## [Given exercise]
Examine the records and identify each line that includes the string "mail". Copy those lines.

## START Data records

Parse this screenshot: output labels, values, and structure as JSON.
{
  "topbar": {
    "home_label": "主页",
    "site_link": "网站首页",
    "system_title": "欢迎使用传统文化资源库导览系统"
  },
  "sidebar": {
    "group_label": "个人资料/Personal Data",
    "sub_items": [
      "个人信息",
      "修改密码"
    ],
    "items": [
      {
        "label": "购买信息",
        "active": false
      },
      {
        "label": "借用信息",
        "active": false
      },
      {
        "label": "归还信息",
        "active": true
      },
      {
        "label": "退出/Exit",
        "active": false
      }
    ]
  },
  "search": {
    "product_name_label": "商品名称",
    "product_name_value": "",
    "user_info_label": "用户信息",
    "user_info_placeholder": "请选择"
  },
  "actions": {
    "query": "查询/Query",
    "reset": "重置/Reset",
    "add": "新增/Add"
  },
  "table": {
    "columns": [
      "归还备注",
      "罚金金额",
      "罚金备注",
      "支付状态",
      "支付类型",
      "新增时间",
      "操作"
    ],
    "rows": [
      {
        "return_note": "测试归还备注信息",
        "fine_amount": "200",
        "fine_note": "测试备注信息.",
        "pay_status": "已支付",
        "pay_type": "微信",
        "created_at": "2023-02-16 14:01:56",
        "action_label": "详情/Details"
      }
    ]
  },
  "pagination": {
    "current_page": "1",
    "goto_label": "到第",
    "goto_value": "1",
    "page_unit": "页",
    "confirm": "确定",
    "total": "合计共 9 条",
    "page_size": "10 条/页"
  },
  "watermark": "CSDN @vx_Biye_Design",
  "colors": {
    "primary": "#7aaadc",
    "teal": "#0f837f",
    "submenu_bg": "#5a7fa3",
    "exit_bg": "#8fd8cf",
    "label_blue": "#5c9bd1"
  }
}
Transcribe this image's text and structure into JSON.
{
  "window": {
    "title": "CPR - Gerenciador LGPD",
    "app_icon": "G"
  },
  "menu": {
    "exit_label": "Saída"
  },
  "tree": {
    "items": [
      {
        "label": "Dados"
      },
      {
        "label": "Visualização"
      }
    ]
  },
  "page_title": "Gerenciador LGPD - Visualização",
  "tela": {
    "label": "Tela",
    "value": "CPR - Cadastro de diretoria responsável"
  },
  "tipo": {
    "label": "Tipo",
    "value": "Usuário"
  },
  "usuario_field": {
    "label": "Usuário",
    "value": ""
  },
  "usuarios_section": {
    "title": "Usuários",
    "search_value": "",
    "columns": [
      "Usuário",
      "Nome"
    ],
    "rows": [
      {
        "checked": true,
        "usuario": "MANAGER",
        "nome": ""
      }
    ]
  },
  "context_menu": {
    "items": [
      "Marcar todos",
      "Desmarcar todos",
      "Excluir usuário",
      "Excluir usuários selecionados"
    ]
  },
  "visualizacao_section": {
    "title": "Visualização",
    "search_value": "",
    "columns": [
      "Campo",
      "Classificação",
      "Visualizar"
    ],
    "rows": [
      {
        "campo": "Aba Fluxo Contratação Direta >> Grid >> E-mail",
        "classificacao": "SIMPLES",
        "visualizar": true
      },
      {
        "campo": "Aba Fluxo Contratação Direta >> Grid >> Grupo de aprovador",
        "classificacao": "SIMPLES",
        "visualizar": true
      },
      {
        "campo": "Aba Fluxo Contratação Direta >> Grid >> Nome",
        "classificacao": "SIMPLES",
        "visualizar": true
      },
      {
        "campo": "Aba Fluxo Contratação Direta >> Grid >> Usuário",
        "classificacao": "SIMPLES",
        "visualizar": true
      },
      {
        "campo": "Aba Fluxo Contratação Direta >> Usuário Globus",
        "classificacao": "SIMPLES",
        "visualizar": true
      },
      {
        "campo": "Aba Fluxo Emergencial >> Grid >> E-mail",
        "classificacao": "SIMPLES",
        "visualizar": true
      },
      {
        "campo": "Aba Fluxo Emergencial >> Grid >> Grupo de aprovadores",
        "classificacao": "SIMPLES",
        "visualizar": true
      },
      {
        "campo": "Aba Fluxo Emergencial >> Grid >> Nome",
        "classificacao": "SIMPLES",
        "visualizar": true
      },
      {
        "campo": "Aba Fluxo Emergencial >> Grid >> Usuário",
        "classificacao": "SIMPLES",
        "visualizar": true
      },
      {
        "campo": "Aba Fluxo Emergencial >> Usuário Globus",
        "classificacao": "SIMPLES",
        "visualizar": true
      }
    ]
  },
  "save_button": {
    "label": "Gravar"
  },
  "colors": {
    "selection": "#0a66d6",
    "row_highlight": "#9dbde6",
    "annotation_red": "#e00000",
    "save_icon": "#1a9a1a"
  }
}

## END Data records

## [Response]
        "campo": "Aba Fluxo Contratação Direta >> Grid >> E-mail",
        "campo": "Aba Fluxo Emergencial >> Grid >> E-mail",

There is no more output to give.